Goal of the exercise —
Retype the whole listing verbatim and keep the pictures out of it.

Task material —
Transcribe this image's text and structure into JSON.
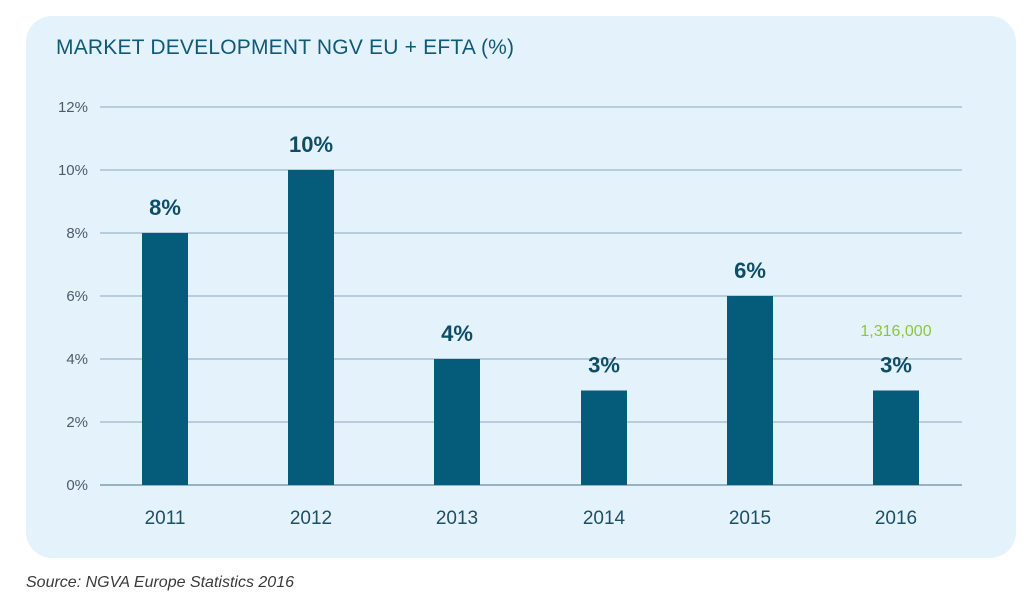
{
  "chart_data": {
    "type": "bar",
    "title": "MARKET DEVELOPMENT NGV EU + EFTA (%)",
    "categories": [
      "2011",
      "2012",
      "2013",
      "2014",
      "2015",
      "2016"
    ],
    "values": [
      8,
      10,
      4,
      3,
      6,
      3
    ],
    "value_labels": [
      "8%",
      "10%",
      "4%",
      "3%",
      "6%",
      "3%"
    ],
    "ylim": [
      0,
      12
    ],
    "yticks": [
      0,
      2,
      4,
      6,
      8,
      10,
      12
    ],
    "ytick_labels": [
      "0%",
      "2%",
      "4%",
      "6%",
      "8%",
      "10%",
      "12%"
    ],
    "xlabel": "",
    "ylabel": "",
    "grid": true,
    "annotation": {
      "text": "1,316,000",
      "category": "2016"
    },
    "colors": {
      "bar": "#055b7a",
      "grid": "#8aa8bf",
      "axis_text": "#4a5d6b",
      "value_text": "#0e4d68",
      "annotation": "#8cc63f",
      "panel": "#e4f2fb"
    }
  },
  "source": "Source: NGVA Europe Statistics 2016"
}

Finished task —
Transcribe this image's text and structure into JSON.
{
  "chart_data": {
    "type": "bar",
    "title": "MARKET DEVELOPMENT NGV EU + EFTA (%)",
    "categories": [
      "2011",
      "2012",
      "2013",
      "2014",
      "2015",
      "2016"
    ],
    "values": [
      8,
      10,
      4,
      3,
      6,
      3
    ],
    "value_labels": [
      "8%",
      "10%",
      "4%",
      "3%",
      "6%",
      "3%"
    ],
    "ylim": [
      0,
      12
    ],
    "yticks": [
      0,
      2,
      4,
      6,
      8,
      10,
      12
    ],
    "ytick_labels": [
      "0%",
      "2%",
      "4%",
      "6%",
      "8%",
      "10%",
      "12%"
    ],
    "xlabel": "",
    "ylabel": "",
    "grid": true,
    "annotation": {
      "text": "1,316,000",
      "category": "2016"
    },
    "colors": {
      "bar": "#055b7a",
      "grid": "#8aa8bf",
      "axis_text": "#4a5d6b",
      "value_text": "#0e4d68",
      "annotation": "#8cc63f",
      "panel": "#e4f2fb"
    }
  },
  "source": "Source: NGVA Europe Statistics 2016"
}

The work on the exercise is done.